[Dataset rows about figures]
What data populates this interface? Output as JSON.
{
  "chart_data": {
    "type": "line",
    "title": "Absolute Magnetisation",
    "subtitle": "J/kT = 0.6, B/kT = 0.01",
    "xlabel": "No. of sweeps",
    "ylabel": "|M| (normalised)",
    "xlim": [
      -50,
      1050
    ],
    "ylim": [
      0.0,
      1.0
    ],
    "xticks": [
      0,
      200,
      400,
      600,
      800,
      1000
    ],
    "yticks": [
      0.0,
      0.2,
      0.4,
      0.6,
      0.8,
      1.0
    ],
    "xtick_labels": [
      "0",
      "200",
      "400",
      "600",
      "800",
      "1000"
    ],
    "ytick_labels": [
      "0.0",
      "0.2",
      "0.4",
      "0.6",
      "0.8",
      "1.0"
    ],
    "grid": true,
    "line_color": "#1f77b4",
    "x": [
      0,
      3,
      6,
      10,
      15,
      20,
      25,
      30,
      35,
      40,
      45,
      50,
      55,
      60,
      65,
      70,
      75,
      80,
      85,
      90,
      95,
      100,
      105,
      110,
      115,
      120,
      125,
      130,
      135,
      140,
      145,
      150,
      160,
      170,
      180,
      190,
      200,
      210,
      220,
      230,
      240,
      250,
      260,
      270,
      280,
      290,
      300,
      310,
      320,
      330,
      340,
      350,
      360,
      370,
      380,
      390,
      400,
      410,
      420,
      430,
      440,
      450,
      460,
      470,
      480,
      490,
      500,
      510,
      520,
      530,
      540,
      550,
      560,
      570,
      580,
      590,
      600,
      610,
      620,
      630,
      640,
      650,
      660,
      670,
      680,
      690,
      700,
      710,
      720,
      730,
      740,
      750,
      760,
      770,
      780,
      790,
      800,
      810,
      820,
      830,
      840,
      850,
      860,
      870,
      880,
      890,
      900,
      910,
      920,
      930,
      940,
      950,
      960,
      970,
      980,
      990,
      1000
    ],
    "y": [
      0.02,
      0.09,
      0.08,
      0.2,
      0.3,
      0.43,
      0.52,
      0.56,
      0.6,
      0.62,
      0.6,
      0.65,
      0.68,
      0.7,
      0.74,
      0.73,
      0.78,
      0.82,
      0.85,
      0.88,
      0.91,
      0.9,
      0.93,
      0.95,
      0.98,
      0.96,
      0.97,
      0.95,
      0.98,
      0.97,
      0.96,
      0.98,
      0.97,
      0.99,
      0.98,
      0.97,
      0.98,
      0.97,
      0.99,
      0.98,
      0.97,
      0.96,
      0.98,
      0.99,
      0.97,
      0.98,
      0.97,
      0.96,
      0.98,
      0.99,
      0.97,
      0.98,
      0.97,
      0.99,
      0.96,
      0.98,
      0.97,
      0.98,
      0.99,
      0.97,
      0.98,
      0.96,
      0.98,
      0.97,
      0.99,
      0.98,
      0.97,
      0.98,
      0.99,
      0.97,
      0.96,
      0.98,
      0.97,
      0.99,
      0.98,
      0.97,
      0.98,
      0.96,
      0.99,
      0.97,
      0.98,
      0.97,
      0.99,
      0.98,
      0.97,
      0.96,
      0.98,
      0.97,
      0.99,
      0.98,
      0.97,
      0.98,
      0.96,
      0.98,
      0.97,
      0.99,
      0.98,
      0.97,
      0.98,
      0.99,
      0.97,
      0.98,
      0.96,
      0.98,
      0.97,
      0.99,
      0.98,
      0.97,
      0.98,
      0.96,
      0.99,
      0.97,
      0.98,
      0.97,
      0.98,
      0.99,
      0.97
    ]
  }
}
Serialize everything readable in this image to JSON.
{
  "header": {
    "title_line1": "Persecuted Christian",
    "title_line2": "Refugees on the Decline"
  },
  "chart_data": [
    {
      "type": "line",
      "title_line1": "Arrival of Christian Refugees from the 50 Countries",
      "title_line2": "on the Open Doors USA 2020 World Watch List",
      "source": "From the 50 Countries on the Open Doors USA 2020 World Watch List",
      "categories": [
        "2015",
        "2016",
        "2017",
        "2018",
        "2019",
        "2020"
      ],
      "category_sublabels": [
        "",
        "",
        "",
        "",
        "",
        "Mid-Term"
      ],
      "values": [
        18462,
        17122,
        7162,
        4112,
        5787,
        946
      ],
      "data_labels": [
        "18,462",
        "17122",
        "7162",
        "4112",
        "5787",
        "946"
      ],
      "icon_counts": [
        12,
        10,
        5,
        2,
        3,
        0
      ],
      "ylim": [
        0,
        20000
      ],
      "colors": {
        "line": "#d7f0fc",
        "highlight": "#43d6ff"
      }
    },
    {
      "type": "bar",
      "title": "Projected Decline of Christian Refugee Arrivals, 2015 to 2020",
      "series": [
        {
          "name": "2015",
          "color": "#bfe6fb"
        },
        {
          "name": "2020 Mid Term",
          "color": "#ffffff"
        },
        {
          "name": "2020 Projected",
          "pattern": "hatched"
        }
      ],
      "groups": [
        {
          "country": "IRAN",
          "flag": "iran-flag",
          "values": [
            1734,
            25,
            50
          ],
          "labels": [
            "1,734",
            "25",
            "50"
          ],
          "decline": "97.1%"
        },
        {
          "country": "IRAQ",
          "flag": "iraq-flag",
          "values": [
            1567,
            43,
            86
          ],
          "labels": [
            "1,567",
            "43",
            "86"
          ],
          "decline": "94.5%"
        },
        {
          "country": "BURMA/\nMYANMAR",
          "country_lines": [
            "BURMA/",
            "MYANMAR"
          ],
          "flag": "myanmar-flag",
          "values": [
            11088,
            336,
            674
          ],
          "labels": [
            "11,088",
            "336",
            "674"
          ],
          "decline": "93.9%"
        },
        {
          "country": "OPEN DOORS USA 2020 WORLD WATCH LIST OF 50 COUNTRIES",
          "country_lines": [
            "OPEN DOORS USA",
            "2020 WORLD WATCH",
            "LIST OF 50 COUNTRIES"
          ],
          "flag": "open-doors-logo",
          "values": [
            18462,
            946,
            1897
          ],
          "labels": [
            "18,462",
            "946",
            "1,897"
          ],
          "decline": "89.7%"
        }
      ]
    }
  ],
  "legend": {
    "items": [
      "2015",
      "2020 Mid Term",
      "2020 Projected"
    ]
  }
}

- _Your task_: Restate the whole listing exactly.

- _Complete answer_:
What data populates this interface? Output as JSON.
{
  "chart_data": {
    "type": "line",
    "title": "Absolute Magnetisation",
    "subtitle": "J/kT = 0.6, B/kT = 0.01",
    "xlabel": "No. of sweeps",
    "ylabel": "|M| (normalised)",
    "xlim": [
      -50,
      1050
    ],
    "ylim": [
      0.0,
      1.0
    ],
    "xticks": [
      0,
      200,
      400,
      600,
      800,
      1000
    ],
    "yticks": [
      0.0,
      0.2,
      0.4,
      0.6,
      0.8,
      1.0
    ],
    "xtick_labels": [
      "0",
      "200",
      "400",
      "600",
      "800",
      "1000"
    ],
    "ytick_labels": [
      "0.0",
      "0.2",
      "0.4",
      "0.6",
      "0.8",
      "1.0"
    ],
    "grid": true,
    "line_color": "#1f77b4",
    "x": [
      0,
      3,
      6,
      10,
      15,
      20,
      25,
      30,
      35,
      40,
      45,
      50,
      55,
      60,
      65,
      70,
      75,
      80,
      85,
      90,
      95,
      100,
      105,
      110,
      115,
      120,
      125,
      130,
      135,
      140,
      145,
      150,
      160,
      170,
      180,
      190,
      200,
      210,
      220,
      230,
      240,
      250,
      260,
      270,
      280,
      290,
      300,
      310,
      320,
      330,
      340,
      350,
      360,
      370,
      380,
      390,
      400,
      410,
      420,
      430,
      440,
      450,
      460,
      470,
      480,
      490,
      500,
      510,
      520,
      530,
      540,
      550,
      560,
      570,
      580,
      590,
      600,
      610,
      620,
      630,
      640,
      650,
      660,
      670,
      680,
      690,
      700,
      710,
      720,
      730,
      740,
      750,
      760,
      770,
      780,
      790,
      800,
      810,
      820,
      830,
      840,
      850,
      860,
      870,
      880,
      890,
      900,
      910,
      920,
      930,
      940,
      950,
      960,
      970,
      980,
      990,
      1000
    ],
    "y": [
      0.02,
      0.09,
      0.08,
      0.2,
      0.3,
      0.43,
      0.52,
      0.56,
      0.6,
      0.62,
      0.6,
      0.65,
      0.68,
      0.7,
      0.74,
      0.73,
      0.78,
      0.82,
      0.85,
      0.88,
      0.91,
      0.9,
      0.93,
      0.95,
      0.98,
      0.96,
      0.97,
      0.95,
      0.98,
      0.97,
      0.96,
      0.98,
      0.97,
      0.99,
      0.98,
      0.97,
      0.98,
      0.97,
      0.99,
      0.98,
      0.97,
      0.96,
      0.98,
      0.99,
      0.97,
      0.98,
      0.97,
      0.96,
      0.98,
      0.99,
      0.97,
      0.98,
      0.97,
      0.99,
      0.96,
      0.98,
      0.97,
      0.98,
      0.99,
      0.97,
      0.98,
      0.96,
      0.98,
      0.97,
      0.99,
      0.98,
      0.97,
      0.98,
      0.99,
      0.97,
      0.96,
      0.98,
      0.97,
      0.99,
      0.98,
      0.97,
      0.98,
      0.96,
      0.99,
      0.97,
      0.98,
      0.97,
      0.99,
      0.98,
      0.97,
      0.96,
      0.98,
      0.97,
      0.99,
      0.98,
      0.97,
      0.98,
      0.96,
      0.98,
      0.97,
      0.99,
      0.98,
      0.97,
      0.98,
      0.99,
      0.97,
      0.98,
      0.96,
      0.98,
      0.97,
      0.99,
      0.98,
      0.97,
      0.98,
      0.96,
      0.99,
      0.97,
      0.98,
      0.97,
      0.98,
      0.99,
      0.97
    ]
  }
}
Serialize everything readable in this image to JSON.
{
  "header": {
    "title_line1": "Persecuted Christian",
    "title_line2": "Refugees on the Decline"
  },
  "chart_data": [
    {
      "type": "line",
      "title_line1": "Arrival of Christian Refugees from the 50 Countries",
      "title_line2": "on the Open Doors USA 2020 World Watch List",
      "source": "From the 50 Countries on the Open Doors USA 2020 World Watch List",
      "categories": [
        "2015",
        "2016",
        "2017",
        "2018",
        "2019",
        "2020"
      ],
      "category_sublabels": [
        "",
        "",
        "",
        "",
        "",
        "Mid-Term"
      ],
      "values": [
        18462,
        17122,
        7162,
        4112,
        5787,
        946
      ],
      "data_labels": [
        "18,462",
        "17122",
        "7162",
        "4112",
        "5787",
        "946"
      ],
      "icon_counts": [
        12,
        10,
        5,
        2,
        3,
        0
      ],
      "ylim": [
        0,
        20000
      ],
      "colors": {
        "line": "#d7f0fc",
        "highlight": "#43d6ff"
      }
    },
    {
      "type": "bar",
      "title": "Projected Decline of Christian Refugee Arrivals, 2015 to 2020",
      "series": [
        {
          "name": "2015",
          "color": "#bfe6fb"
        },
        {
          "name": "2020 Mid Term",
          "color": "#ffffff"
        },
        {
          "name": "2020 Projected",
          "pattern": "hatched"
        }
      ],
      "groups": [
        {
          "country": "IRAN",
          "flag": "iran-flag",
          "values": [
            1734,
            25,
            50
          ],
          "labels": [
            "1,734",
            "25",
            "50"
          ],
          "decline": "97.1%"
        },
        {
          "country": "IRAQ",
          "flag": "iraq-flag",
          "values": [
            1567,
            43,
            86
          ],
          "labels": [
            "1,567",
            "43",
            "86"
          ],
          "decline": "94.5%"
        },
        {
          "country": "BURMA/\nMYANMAR",
          "country_lines": [
            "BURMA/",
            "MYANMAR"
          ],
          "flag": "myanmar-flag",
          "values": [
            11088,
            336,
            674
          ],
          "labels": [
            "11,088",
            "336",
            "674"
          ],
          "decline": "93.9%"
        },
        {
          "country": "OPEN DOORS USA 2020 WORLD WATCH LIST OF 50 COUNTRIES",
          "country_lines": [
            "OPEN DOORS USA",
            "2020 WORLD WATCH",
            "LIST OF 50 COUNTRIES"
          ],
          "flag": "open-doors-logo",
          "values": [
            18462,
            946,
            1897
          ],
          "labels": [
            "18,462",
            "946",
            "1,897"
          ],
          "decline": "89.7%"
        }
      ]
    }
  ],
  "legend": {
    "items": [
      "2015",
      "2020 Mid Term",
      "2020 Projected"
    ]
  }
}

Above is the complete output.